Stored data

******************************

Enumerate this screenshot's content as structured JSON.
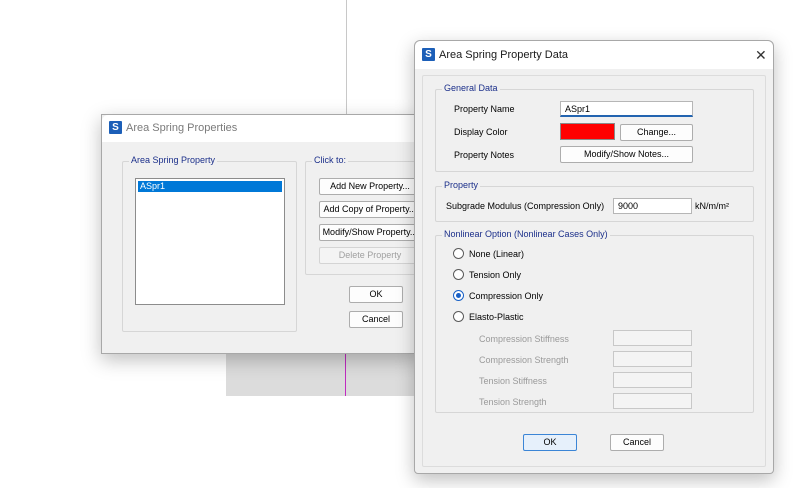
{
  "background": {
    "line_color": "#c8c8c8",
    "magenta": "#c02cc0"
  },
  "back_dialog": {
    "title": "Area Spring Properties",
    "app_icon": "S",
    "list_group_label": "Area Spring Property",
    "list_items": [
      "ASpr1"
    ],
    "click_group_label": "Click to:",
    "buttons": {
      "add_new": "Add New Property...",
      "add_copy": "Add Copy of Property...",
      "modify_show": "Modify/Show Property...",
      "delete": "Delete Property",
      "ok": "OK",
      "cancel": "Cancel"
    }
  },
  "front_dialog": {
    "title": "Area Spring Property Data",
    "app_icon": "S",
    "close_glyph": "✕",
    "general": {
      "label": "General Data",
      "property_name_label": "Property Name",
      "property_name_value": "ASpr1",
      "display_color_label": "Display Color",
      "display_color": "#ff0000",
      "change_button": "Change...",
      "property_notes_label": "Property Notes",
      "notes_button": "Modify/Show Notes..."
    },
    "property": {
      "label": "Property",
      "subgrade_label": "Subgrade Modulus  (Compression Only)",
      "subgrade_value": "9000",
      "subgrade_unit": "kN/m/m²"
    },
    "nonlinear": {
      "label": "Nonlinear Option  (Nonlinear Cases Only)",
      "options": [
        "None (Linear)",
        "Tension Only",
        "Compression Only",
        "Elasto-Plastic"
      ],
      "selected": "Compression Only",
      "compression_stiffness_label": "Compression Stiffness",
      "compression_strength_label": "Compression Strength",
      "tension_stiffness_label": "Tension Stiffness",
      "tension_strength_label": "Tension Strength"
    },
    "ok": "OK",
    "cancel": "Cancel"
  }
}
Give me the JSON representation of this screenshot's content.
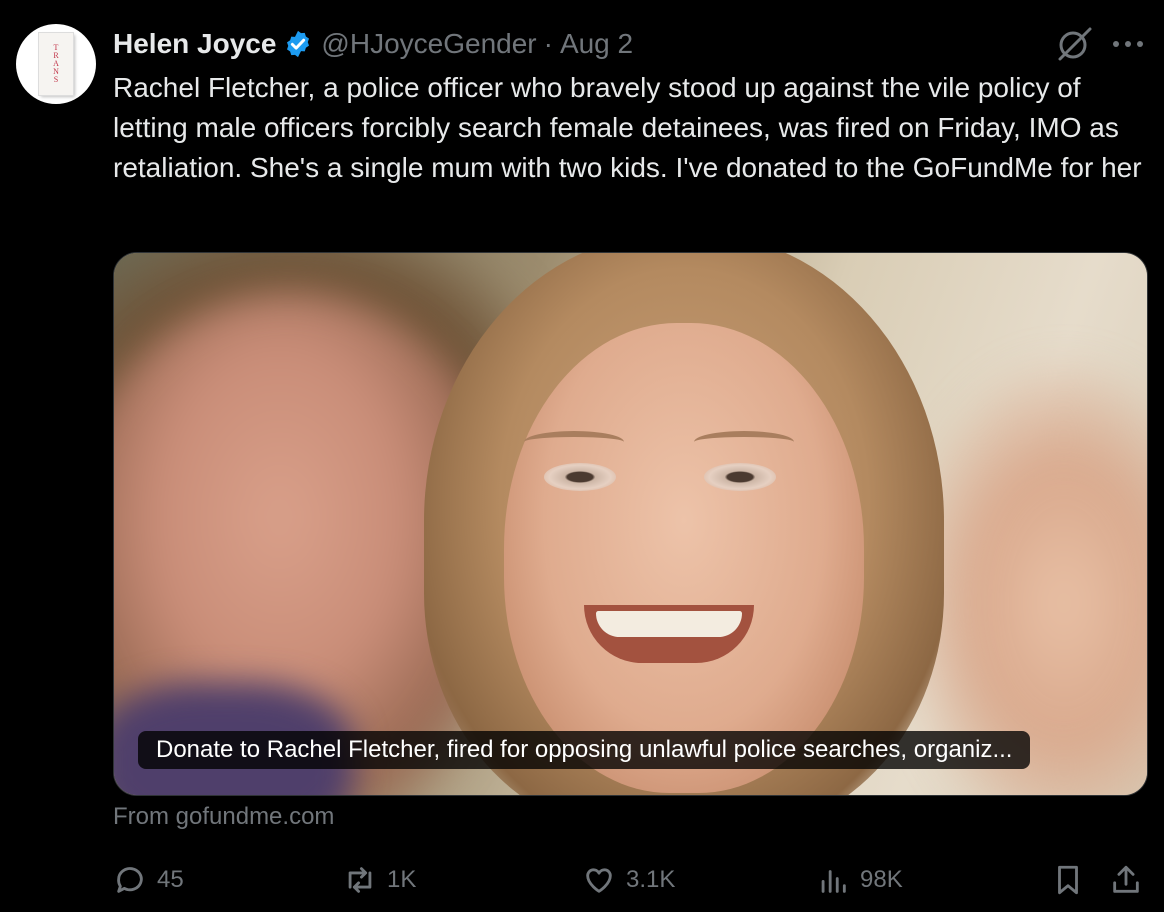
{
  "tweet": {
    "author_name": "Helen Joyce",
    "handle": "@HJoyceGender",
    "separator": "·",
    "date": "Aug 2",
    "text": "Rachel Fletcher, a police officer who bravely stood up against the vile policy of letting male officers forcibly search female detainees, was fired on Friday, IMO as retaliation. She's a single mum with two kids. I've donated to the GoFundMe for her"
  },
  "avatar": {
    "book_letters": [
      "T",
      "R",
      "A",
      "N",
      "S"
    ]
  },
  "card": {
    "caption": "Donate to Rachel Fletcher, fired for opposing unlawful police searches, organiz...",
    "source": "From gofundme.com"
  },
  "actions": {
    "replies": "45",
    "retweets": "1K",
    "likes": "3.1K",
    "views": "98K"
  },
  "icons": {
    "verified": "verified-badge-icon",
    "grok": "grok-icon",
    "more": "more-icon",
    "reply": "reply-icon",
    "retweet": "retweet-icon",
    "like": "heart-icon",
    "views": "views-icon",
    "bookmark": "bookmark-icon",
    "share": "share-icon"
  },
  "colors": {
    "background": "#000000",
    "text": "#e7e9ea",
    "muted": "#71767b",
    "verified": "#1d9bf0"
  }
}
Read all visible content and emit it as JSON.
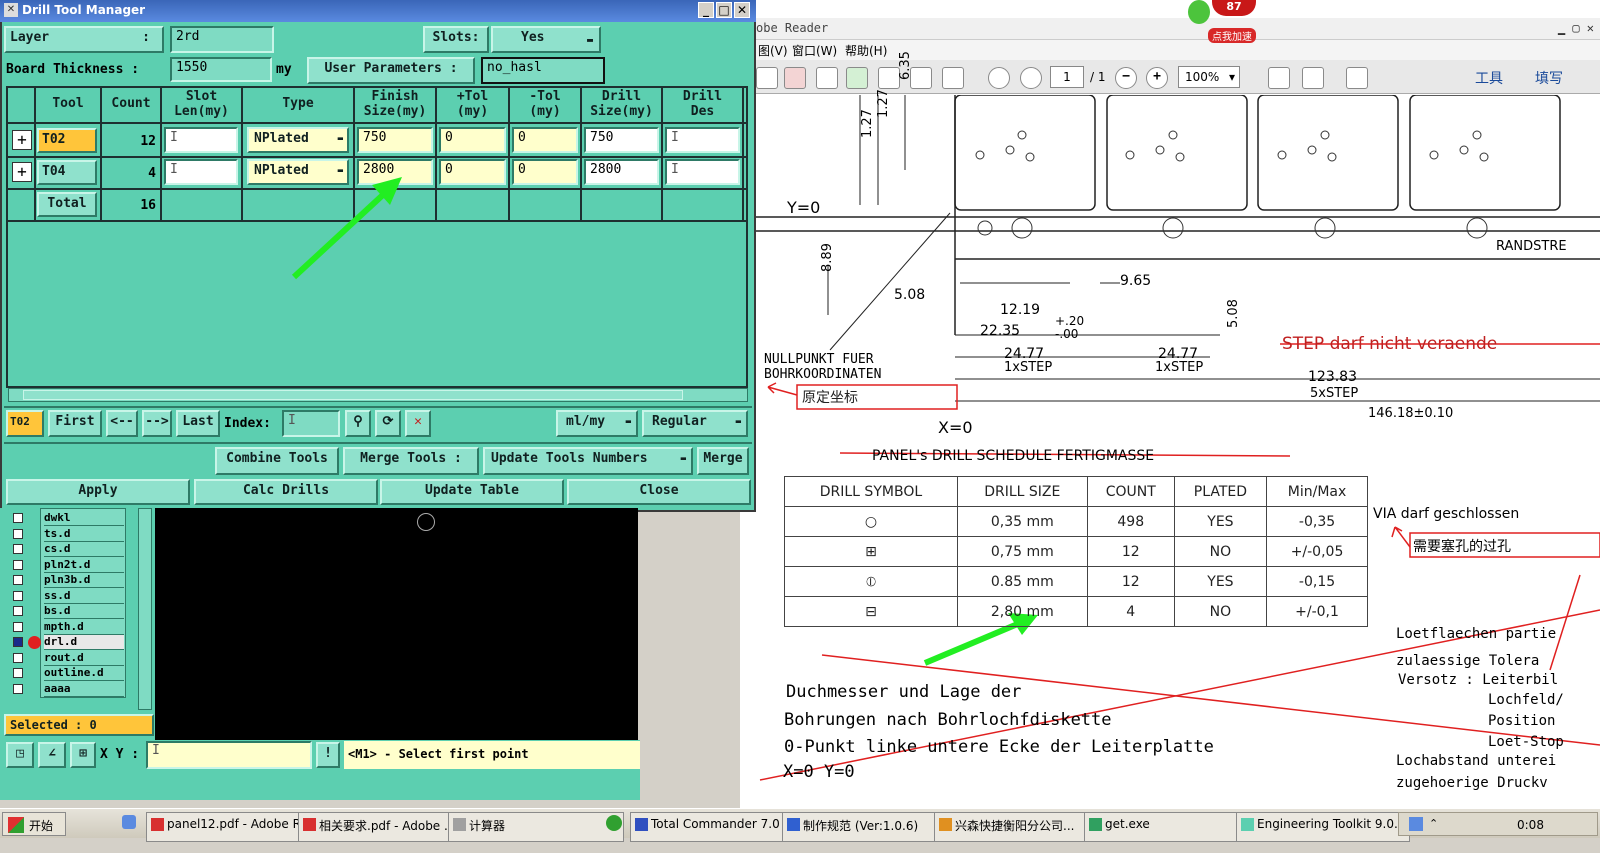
{
  "window": {
    "title": "Drill Tool Manager"
  },
  "form": {
    "layer_label": "Layer",
    "layer_colon": ":",
    "layer_value": "2rd",
    "slots_label": "Slots:",
    "slots_value": "Yes",
    "thickness_label": "Board Thickness :",
    "thickness_value": "1550",
    "thickness_unit": "my",
    "user_params_label": "User Parameters :",
    "user_params_value": "no_hasl"
  },
  "table": {
    "headers": [
      "Tool",
      "Count",
      "Slot\nLen(my)",
      "Type",
      "Finish\nSize(my)",
      "+Tol\n(my)",
      "-Tol\n(my)",
      "Drill\nSize(my)",
      "Drill\nDes"
    ],
    "rows": [
      {
        "tool": "T02",
        "count": "12",
        "type": "NPlated",
        "finish": "750",
        "ptol": "0",
        "ntol": "0",
        "drill": "750"
      },
      {
        "tool": "T04",
        "count": "4",
        "type": "NPlated",
        "finish": "2800",
        "ptol": "0",
        "ntol": "0",
        "drill": "2800"
      }
    ],
    "total_label": "Total",
    "total_count": "16"
  },
  "nav": {
    "current": "T02",
    "first": "First",
    "prev": "<--",
    "next": "-->",
    "last": "Last",
    "index_label": "Index:",
    "units": "ml/my",
    "mode": "Regular"
  },
  "actions": {
    "combine": "Combine Tools",
    "merge_tools": "Merge Tools :",
    "update_numbers": "Update Tools Numbers",
    "merge": "Merge",
    "apply": "Apply",
    "calc": "Calc Drills",
    "update_table": "Update Table",
    "close": "Close"
  },
  "layers": [
    "dwkl",
    "ts.d",
    "cs.d",
    "pln2t.d",
    "pln3b.d",
    "ss.d",
    "bs.d",
    "mpth.d",
    "drl.d",
    "rout.d",
    "outline.d",
    "aaaa"
  ],
  "selected": "Selected : 0",
  "xy_label": "X Y :",
  "prompt": "<M1> - Select first point",
  "pdf": {
    "title": "obe Reader",
    "menu": [
      "图(V)",
      "窗口(W)",
      "帮助(H)"
    ],
    "page_current": "1",
    "page_total": "/ 1",
    "zoom": "100%",
    "tools_label": "工具",
    "sign_label": "填写",
    "badge_count": "87",
    "badge_label": "点我加速"
  },
  "drawing": {
    "y0": "Y=0",
    "x0": "X=0",
    "nullpunkt": "NULLPUNKT FUER",
    "bohrkoord": "BOHRKOORDINATEN",
    "note_origin": "原定坐标",
    "dims": [
      "1.27",
      "1.27",
      "6.35",
      "8.89",
      "5.08",
      "12.19",
      "+.20",
      "-.00",
      "22.35",
      "9.65",
      "5.08",
      "24.77",
      "1xSTEP",
      "24.77",
      "1xSTEP",
      "123.83",
      "5xSTEP",
      "146.18±0.10"
    ],
    "randstreifen": "RANDSTRE",
    "step_note": "STEP darf nicht veraende",
    "schedule_title": "PANEL's DRILL SCHEDULE    FERTIGMASSE",
    "schedule_headers": [
      "DRILL SYMBOL",
      "DRILL SIZE",
      "COUNT",
      "PLATED",
      "Min/Max"
    ],
    "schedule_rows": [
      {
        "symbol": "○",
        "size": "0,35 mm",
        "count": "498",
        "plated": "YES",
        "minmax": "-0,35"
      },
      {
        "symbol": "⊞",
        "size": "0,75 mm",
        "count": "12",
        "plated": "NO",
        "minmax": "+/-0,05"
      },
      {
        "symbol": "⦶",
        "size": "0.85 mm",
        "count": "12",
        "plated": "YES",
        "minmax": "-0,15"
      },
      {
        "symbol": "⊟",
        "size": "2,80 mm",
        "count": "4",
        "plated": "NO",
        "minmax": "+/-0,1"
      }
    ],
    "via_note": "VIA  darf geschlossen",
    "via_cn": "需要塞孔的过孔",
    "right_notes": [
      "Loetflaechen partie",
      "zulaessige Tolera",
      "Versotz : Leiterbil",
      "Lochfeld/",
      "Position",
      "Loet-Stop",
      "Lochabstand unterei",
      "zugehoerige Druckv"
    ],
    "bottom_notes": [
      "Duchmesser und Lage der",
      "Bohrungen nach Bohrlochfdiskette",
      "0-Punkt linke untere Ecke der Leiterplatte",
      "X=0  Y=0"
    ]
  },
  "taskbar": {
    "start": "开始",
    "tasks": [
      "panel12.pdf - Adobe R...",
      "相关要求.pdf - Adobe ...",
      "计算器",
      "Total Commander 7.0 p...",
      "制作规范 (Ver:1.0.6)",
      "兴森快捷衡阳分公司...",
      "get.exe",
      "Engineering Toolkit 9.0..."
    ],
    "clock": "0:08"
  },
  "colors": {
    "panel": "#5ccfb0",
    "button": "#8fe1cc",
    "field_yellow": "#ffffcc",
    "tool_orange": "#ffc53a",
    "arrow_green": "#22ee22",
    "annot_red": "#e02020"
  }
}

******************************

- **GOAL**:
Set down every record once more, word for word, without pictures.

- **WRITTEN RESPONSE**:
Enumerate this screenshot's content as structured JSON.
{
  "background": {
    "line_color": "#c8c8c8",
    "magenta": "#c02cc0"
  },
  "back_dialog": {
    "title": "Area Spring Properties",
    "app_icon": "S",
    "list_group_label": "Area Spring Property",
    "list_items": [
      "ASpr1"
    ],
    "click_group_label": "Click to:",
    "buttons": {
      "add_new": "Add New Property...",
      "add_copy": "Add Copy of Property...",
      "modify_show": "Modify/Show Property...",
      "delete": "Delete Property",
      "ok": "OK",
      "cancel": "Cancel"
    }
  },
  "front_dialog": {
    "title": "Area Spring Property Data",
    "app_icon": "S",
    "close_glyph": "✕",
    "general": {
      "label": "General Data",
      "property_name_label": "Property Name",
      "property_name_value": "ASpr1",
      "display_color_label": "Display Color",
      "display_color": "#ff0000",
      "change_button": "Change...",
      "property_notes_label": "Property Notes",
      "notes_button": "Modify/Show Notes..."
    },
    "property": {
      "label": "Property",
      "subgrade_label": "Subgrade Modulus  (Compression Only)",
      "subgrade_value": "9000",
      "subgrade_unit": "kN/m/m²"
    },
    "nonlinear": {
      "label": "Nonlinear Option  (Nonlinear Cases Only)",
      "options": [
        "None (Linear)",
        "Tension Only",
        "Compression Only",
        "Elasto-Plastic"
      ],
      "selected": "Compression Only",
      "compression_stiffness_label": "Compression Stiffness",
      "compression_strength_label": "Compression Strength",
      "tension_stiffness_label": "Tension Stiffness",
      "tension_strength_label": "Tension Strength"
    },
    "ok": "OK",
    "cancel": "Cancel"
  }
}
Give me the JSON representation of this screenshot's content.
{
  "tweet": {
    "author_name": "Helen Joyce",
    "handle": "@HJoyceGender",
    "separator": "·",
    "date": "Aug 2",
    "text": "Rachel Fletcher, a police officer who bravely stood up against the vile policy of letting male officers forcibly search female detainees, was fired on Friday, IMO as retaliation. She's a single mum with two kids. I've donated to the GoFundMe for her"
  },
  "avatar": {
    "book_letters": [
      "T",
      "R",
      "A",
      "N",
      "S"
    ]
  },
  "card": {
    "caption": "Donate to Rachel Fletcher, fired for opposing unlawful police searches, organiz...",
    "source": "From gofundme.com"
  },
  "actions": {
    "replies": "45",
    "retweets": "1K",
    "likes": "3.1K",
    "views": "98K"
  },
  "icons": {
    "verified": "verified-badge-icon",
    "grok": "grok-icon",
    "more": "more-icon",
    "reply": "reply-icon",
    "retweet": "retweet-icon",
    "like": "heart-icon",
    "views": "views-icon",
    "bookmark": "bookmark-icon",
    "share": "share-icon"
  },
  "colors": {
    "background": "#000000",
    "text": "#e7e9ea",
    "muted": "#71767b",
    "verified": "#1d9bf0"
  }
}
Read all visible content and emit it as JSON.
{
  "window": {
    "title": "Drill Tool Manager"
  },
  "form": {
    "layer_label": "Layer",
    "layer_colon": ":",
    "layer_value": "2rd",
    "slots_label": "Slots:",
    "slots_value": "Yes",
    "thickness_label": "Board Thickness :",
    "thickness_value": "1550",
    "thickness_unit": "my",
    "user_params_label": "User Parameters :",
    "user_params_value": "no_hasl"
  },
  "table": {
    "headers": [
      "Tool",
      "Count",
      "Slot\nLen(my)",
      "Type",
      "Finish\nSize(my)",
      "+Tol\n(my)",
      "-Tol\n(my)",
      "Drill\nSize(my)",
      "Drill\nDes"
    ],
    "rows": [
      {
        "tool": "T02",
        "count": "12",
        "type": "NPlated",
        "finish": "750",
        "ptol": "0",
        "ntol": "0",
        "drill": "750"
      },
      {
        "tool": "T04",
        "count": "4",
        "type": "NPlated",
        "finish": "2800",
        "ptol": "0",
        "ntol": "0",
        "drill": "2800"
      }
    ],
    "total_label": "Total",
    "total_count": "16"
  },
  "nav": {
    "current": "T02",
    "first": "First",
    "prev": "<--",
    "next": "-->",
    "last": "Last",
    "index_label": "Index:",
    "units": "ml/my",
    "mode": "Regular"
  },
  "actions": {
    "combine": "Combine Tools",
    "merge_tools": "Merge Tools :",
    "update_numbers": "Update Tools Numbers",
    "merge": "Merge",
    "apply": "Apply",
    "calc": "Calc Drills",
    "update_table": "Update Table",
    "close": "Close"
  },
  "layers": [
    "dwkl",
    "ts.d",
    "cs.d",
    "pln2t.d",
    "pln3b.d",
    "ss.d",
    "bs.d",
    "mpth.d",
    "drl.d",
    "rout.d",
    "outline.d",
    "aaaa"
  ],
  "selected": "Selected : 0",
  "xy_label": "X Y :",
  "prompt": "<M1> - Select first point",
  "pdf": {
    "title": "obe Reader",
    "menu": [
      "图(V)",
      "窗口(W)",
      "帮助(H)"
    ],
    "page_current": "1",
    "page_total": "/ 1",
    "zoom": "100%",
    "tools_label": "工具",
    "sign_label": "填写",
    "badge_count": "87",
    "badge_label": "点我加速"
  },
  "drawing": {
    "y0": "Y=0",
    "x0": "X=0",
    "nullpunkt": "NULLPUNKT FUER",
    "bohrkoord": "BOHRKOORDINATEN",
    "note_origin": "原定坐标",
    "dims": [
      "1.27",
      "1.27",
      "6.35",
      "8.89",
      "5.08",
      "12.19",
      "+.20",
      "-.00",
      "22.35",
      "9.65",
      "5.08",
      "24.77",
      "1xSTEP",
      "24.77",
      "1xSTEP",
      "123.83",
      "5xSTEP",
      "146.18±0.10"
    ],
    "randstreifen": "RANDSTRE",
    "step_note": "STEP darf nicht veraende",
    "schedule_title": "PANEL's DRILL SCHEDULE    FERTIGMASSE",
    "schedule_headers": [
      "DRILL SYMBOL",
      "DRILL SIZE",
      "COUNT",
      "PLATED",
      "Min/Max"
    ],
    "schedule_rows": [
      {
        "symbol": "○",
        "size": "0,35 mm",
        "count": "498",
        "plated": "YES",
        "minmax": "-0,35"
      },
      {
        "symbol": "⊞",
        "size": "0,75 mm",
        "count": "12",
        "plated": "NO",
        "minmax": "+/-0,05"
      },
      {
        "symbol": "⦶",
        "size": "0.85 mm",
        "count": "12",
        "plated": "YES",
        "minmax": "-0,15"
      },
      {
        "symbol": "⊟",
        "size": "2,80 mm",
        "count": "4",
        "plated": "NO",
        "minmax": "+/-0,1"
      }
    ],
    "via_note": "VIA  darf geschlossen",
    "via_cn": "需要塞孔的过孔",
    "right_notes": [
      "Loetflaechen partie",
      "zulaessige Tolera",
      "Versotz : Leiterbil",
      "Lochfeld/",
      "Position",
      "Loet-Stop",
      "Lochabstand unterei",
      "zugehoerige Druckv"
    ],
    "bottom_notes": [
      "Duchmesser und Lage der",
      "Bohrungen nach Bohrlochfdiskette",
      "0-Punkt linke untere Ecke der Leiterplatte",
      "X=0  Y=0"
    ]
  },
  "taskbar": {
    "start": "开始",
    "tasks": [
      "panel12.pdf - Adobe R...",
      "相关要求.pdf - Adobe ...",
      "计算器",
      "Total Commander 7.0 p...",
      "制作规范 (Ver:1.0.6)",
      "兴森快捷衡阳分公司...",
      "get.exe",
      "Engineering Toolkit 9.0..."
    ],
    "clock": "0:08"
  },
  "colors": {
    "panel": "#5ccfb0",
    "button": "#8fe1cc",
    "field_yellow": "#ffffcc",
    "tool_orange": "#ffc53a",
    "arrow_green": "#22ee22",
    "annot_red": "#e02020"
  }
}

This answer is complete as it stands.